### SET EXERCISE
Return every line below as is, leaving out the pictures.

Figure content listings
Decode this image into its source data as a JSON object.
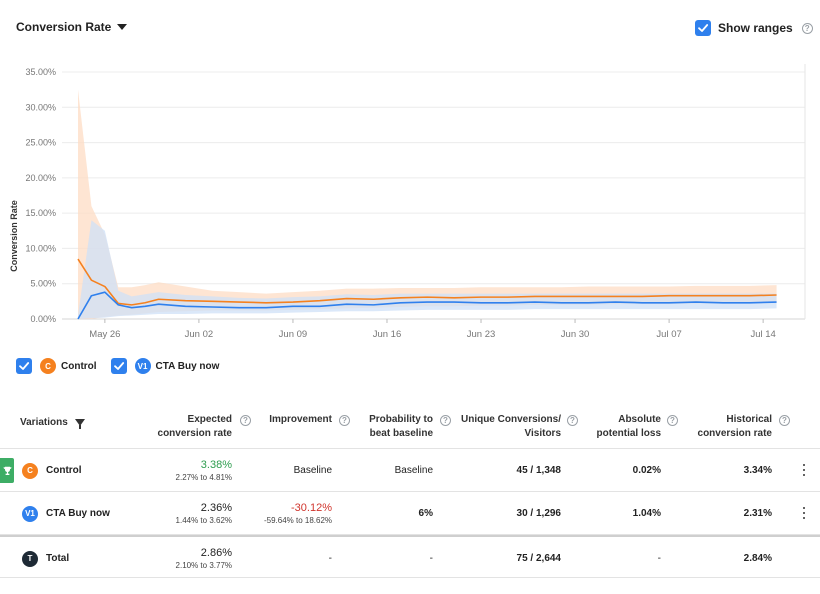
{
  "header": {
    "metric_label": "Conversion Rate",
    "show_ranges_label": "Show ranges",
    "show_ranges_checked": true
  },
  "chart_data": {
    "type": "line",
    "ylabel": "Conversion Rate",
    "xlabel": "",
    "ylim": [
      0,
      35
    ],
    "y_ticks": [
      "0.00%",
      "5.00%",
      "10.00%",
      "15.00%",
      "20.00%",
      "25.00%",
      "30.00%",
      "35.00%"
    ],
    "x_tick_labels": [
      "May 26",
      "Jun 02",
      "Jun 09",
      "Jun 16",
      "Jun 23",
      "Jun 30",
      "Jul 07",
      "Jul 14"
    ],
    "x_tick_days": [
      2,
      9,
      16,
      23,
      30,
      37,
      44,
      51
    ],
    "x_range_days": [
      0,
      53
    ],
    "series": [
      {
        "name": "Control",
        "color": "#f5811f",
        "band_color": "#fddcc4",
        "x": [
          0,
          1,
          2,
          3,
          4,
          5,
          6,
          8,
          10,
          12,
          14,
          16,
          18,
          20,
          22,
          24,
          26,
          28,
          30,
          32,
          34,
          36,
          38,
          40,
          42,
          44,
          46,
          48,
          50,
          52
        ],
        "values": [
          8.5,
          5.5,
          4.6,
          2.2,
          2.0,
          2.3,
          2.8,
          2.6,
          2.5,
          2.4,
          2.3,
          2.4,
          2.6,
          2.9,
          2.8,
          3.0,
          3.1,
          3.0,
          3.1,
          3.1,
          3.2,
          3.2,
          3.2,
          3.2,
          3.2,
          3.3,
          3.3,
          3.3,
          3.3,
          3.4
        ],
        "upper": [
          32.5,
          16,
          12,
          4.5,
          4.5,
          4.8,
          5.2,
          4.6,
          4.0,
          3.8,
          3.6,
          3.8,
          4.0,
          4.3,
          4.3,
          4.4,
          4.4,
          4.4,
          4.5,
          4.5,
          4.5,
          4.5,
          4.6,
          4.6,
          4.6,
          4.6,
          4.7,
          4.7,
          4.7,
          4.8
        ],
        "lower": [
          0,
          0,
          0.3,
          0.5,
          0.6,
          0.8,
          1.0,
          1.1,
          1.2,
          1.2,
          1.2,
          1.3,
          1.4,
          1.5,
          1.6,
          1.7,
          1.8,
          1.8,
          1.9,
          1.9,
          2.0,
          2.0,
          2.0,
          2.1,
          2.1,
          2.1,
          2.2,
          2.2,
          2.2,
          2.3
        ]
      },
      {
        "name": "CTA Buy now",
        "color": "#2f80ed",
        "band_color": "#cfe0f7",
        "x": [
          0,
          1,
          2,
          3,
          4,
          5,
          6,
          8,
          10,
          12,
          14,
          16,
          18,
          20,
          22,
          24,
          26,
          28,
          30,
          32,
          34,
          36,
          38,
          40,
          42,
          44,
          46,
          48,
          50,
          52
        ],
        "values": [
          0.0,
          3.3,
          3.8,
          2.0,
          1.6,
          1.8,
          2.1,
          1.8,
          1.7,
          1.6,
          1.6,
          1.8,
          1.8,
          2.1,
          2.0,
          2.3,
          2.4,
          2.4,
          2.3,
          2.3,
          2.4,
          2.3,
          2.3,
          2.4,
          2.3,
          2.3,
          2.4,
          2.3,
          2.3,
          2.4
        ],
        "upper": [
          0.5,
          14,
          12.5,
          4.0,
          3.2,
          3.5,
          3.8,
          3.4,
          3.2,
          3.0,
          2.9,
          3.1,
          3.2,
          3.5,
          3.4,
          3.6,
          3.6,
          3.6,
          3.6,
          3.6,
          3.6,
          3.6,
          3.6,
          3.6,
          3.6,
          3.6,
          3.6,
          3.6,
          3.6,
          3.6
        ],
        "lower": [
          0,
          0.1,
          0.2,
          0.4,
          0.5,
          0.6,
          0.7,
          0.7,
          0.8,
          0.8,
          0.8,
          0.9,
          1.0,
          1.1,
          1.1,
          1.2,
          1.3,
          1.3,
          1.3,
          1.3,
          1.4,
          1.4,
          1.4,
          1.4,
          1.4,
          1.4,
          1.4,
          1.4,
          1.4,
          1.5
        ]
      }
    ]
  },
  "legend": [
    {
      "badge": "C",
      "name": "Control",
      "checked": true
    },
    {
      "badge": "V1",
      "name": "CTA Buy now",
      "checked": true
    }
  ],
  "table": {
    "headers": {
      "variations": "Variations",
      "expected_1": "Expected",
      "expected_2": "conversion rate",
      "improvement": "Improvement",
      "prob_1": "Probability to",
      "prob_2": "beat baseline",
      "unique_1": "Unique Conversions/",
      "unique_2": "Visitors",
      "abs_1": "Absolute",
      "abs_2": "potential loss",
      "hist_1": "Historical",
      "hist_2": "conversion rate"
    },
    "rows": [
      {
        "badge": "C",
        "name": "Control",
        "expected": "3.38%",
        "expected_range": "2.27% to 4.81%",
        "improvement": "Baseline",
        "improvement_range": "",
        "probability": "Baseline",
        "unique": "45 / 1,348",
        "abs_loss": "0.02%",
        "historical": "3.34%"
      },
      {
        "badge": "V1",
        "name": "CTA Buy now",
        "expected": "2.36%",
        "expected_range": "1.44% to 3.62%",
        "improvement": "-30.12%",
        "improvement_range": "-59.64% to 18.62%",
        "probability": "6%",
        "unique": "30 / 1,296",
        "abs_loss": "1.04%",
        "historical": "2.31%"
      }
    ],
    "total": {
      "badge": "T",
      "name": "Total",
      "expected": "2.86%",
      "expected_range": "2.10% to 3.77%",
      "improvement": "-",
      "probability": "-",
      "unique": "75 / 2,644",
      "abs_loss": "-",
      "historical": "2.84%"
    }
  }
}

### SOLUTION TO THIS TASK
Decode this image into its source data as a JSON object.
{
  "header": {
    "metric_label": "Conversion Rate",
    "show_ranges_label": "Show ranges",
    "show_ranges_checked": true
  },
  "chart_data": {
    "type": "line",
    "ylabel": "Conversion Rate",
    "xlabel": "",
    "ylim": [
      0,
      35
    ],
    "y_ticks": [
      "0.00%",
      "5.00%",
      "10.00%",
      "15.00%",
      "20.00%",
      "25.00%",
      "30.00%",
      "35.00%"
    ],
    "x_tick_labels": [
      "May 26",
      "Jun 02",
      "Jun 09",
      "Jun 16",
      "Jun 23",
      "Jun 30",
      "Jul 07",
      "Jul 14"
    ],
    "x_tick_days": [
      2,
      9,
      16,
      23,
      30,
      37,
      44,
      51
    ],
    "x_range_days": [
      0,
      53
    ],
    "series": [
      {
        "name": "Control",
        "color": "#f5811f",
        "band_color": "#fddcc4",
        "x": [
          0,
          1,
          2,
          3,
          4,
          5,
          6,
          8,
          10,
          12,
          14,
          16,
          18,
          20,
          22,
          24,
          26,
          28,
          30,
          32,
          34,
          36,
          38,
          40,
          42,
          44,
          46,
          48,
          50,
          52
        ],
        "values": [
          8.5,
          5.5,
          4.6,
          2.2,
          2.0,
          2.3,
          2.8,
          2.6,
          2.5,
          2.4,
          2.3,
          2.4,
          2.6,
          2.9,
          2.8,
          3.0,
          3.1,
          3.0,
          3.1,
          3.1,
          3.2,
          3.2,
          3.2,
          3.2,
          3.2,
          3.3,
          3.3,
          3.3,
          3.3,
          3.4
        ],
        "upper": [
          32.5,
          16,
          12,
          4.5,
          4.5,
          4.8,
          5.2,
          4.6,
          4.0,
          3.8,
          3.6,
          3.8,
          4.0,
          4.3,
          4.3,
          4.4,
          4.4,
          4.4,
          4.5,
          4.5,
          4.5,
          4.5,
          4.6,
          4.6,
          4.6,
          4.6,
          4.7,
          4.7,
          4.7,
          4.8
        ],
        "lower": [
          0,
          0,
          0.3,
          0.5,
          0.6,
          0.8,
          1.0,
          1.1,
          1.2,
          1.2,
          1.2,
          1.3,
          1.4,
          1.5,
          1.6,
          1.7,
          1.8,
          1.8,
          1.9,
          1.9,
          2.0,
          2.0,
          2.0,
          2.1,
          2.1,
          2.1,
          2.2,
          2.2,
          2.2,
          2.3
        ]
      },
      {
        "name": "CTA Buy now",
        "color": "#2f80ed",
        "band_color": "#cfe0f7",
        "x": [
          0,
          1,
          2,
          3,
          4,
          5,
          6,
          8,
          10,
          12,
          14,
          16,
          18,
          20,
          22,
          24,
          26,
          28,
          30,
          32,
          34,
          36,
          38,
          40,
          42,
          44,
          46,
          48,
          50,
          52
        ],
        "values": [
          0.0,
          3.3,
          3.8,
          2.0,
          1.6,
          1.8,
          2.1,
          1.8,
          1.7,
          1.6,
          1.6,
          1.8,
          1.8,
          2.1,
          2.0,
          2.3,
          2.4,
          2.4,
          2.3,
          2.3,
          2.4,
          2.3,
          2.3,
          2.4,
          2.3,
          2.3,
          2.4,
          2.3,
          2.3,
          2.4
        ],
        "upper": [
          0.5,
          14,
          12.5,
          4.0,
          3.2,
          3.5,
          3.8,
          3.4,
          3.2,
          3.0,
          2.9,
          3.1,
          3.2,
          3.5,
          3.4,
          3.6,
          3.6,
          3.6,
          3.6,
          3.6,
          3.6,
          3.6,
          3.6,
          3.6,
          3.6,
          3.6,
          3.6,
          3.6,
          3.6,
          3.6
        ],
        "lower": [
          0,
          0.1,
          0.2,
          0.4,
          0.5,
          0.6,
          0.7,
          0.7,
          0.8,
          0.8,
          0.8,
          0.9,
          1.0,
          1.1,
          1.1,
          1.2,
          1.3,
          1.3,
          1.3,
          1.3,
          1.4,
          1.4,
          1.4,
          1.4,
          1.4,
          1.4,
          1.4,
          1.4,
          1.4,
          1.5
        ]
      }
    ]
  },
  "legend": [
    {
      "badge": "C",
      "name": "Control",
      "checked": true
    },
    {
      "badge": "V1",
      "name": "CTA Buy now",
      "checked": true
    }
  ],
  "table": {
    "headers": {
      "variations": "Variations",
      "expected_1": "Expected",
      "expected_2": "conversion rate",
      "improvement": "Improvement",
      "prob_1": "Probability to",
      "prob_2": "beat baseline",
      "unique_1": "Unique Conversions/",
      "unique_2": "Visitors",
      "abs_1": "Absolute",
      "abs_2": "potential loss",
      "hist_1": "Historical",
      "hist_2": "conversion rate"
    },
    "rows": [
      {
        "badge": "C",
        "name": "Control",
        "expected": "3.38%",
        "expected_range": "2.27% to 4.81%",
        "improvement": "Baseline",
        "improvement_range": "",
        "probability": "Baseline",
        "unique": "45 / 1,348",
        "abs_loss": "0.02%",
        "historical": "3.34%"
      },
      {
        "badge": "V1",
        "name": "CTA Buy now",
        "expected": "2.36%",
        "expected_range": "1.44% to 3.62%",
        "improvement": "-30.12%",
        "improvement_range": "-59.64% to 18.62%",
        "probability": "6%",
        "unique": "30 / 1,296",
        "abs_loss": "1.04%",
        "historical": "2.31%"
      }
    ],
    "total": {
      "badge": "T",
      "name": "Total",
      "expected": "2.86%",
      "expected_range": "2.10% to 3.77%",
      "improvement": "-",
      "probability": "-",
      "unique": "75 / 2,644",
      "abs_loss": "-",
      "historical": "2.84%"
    }
  }
}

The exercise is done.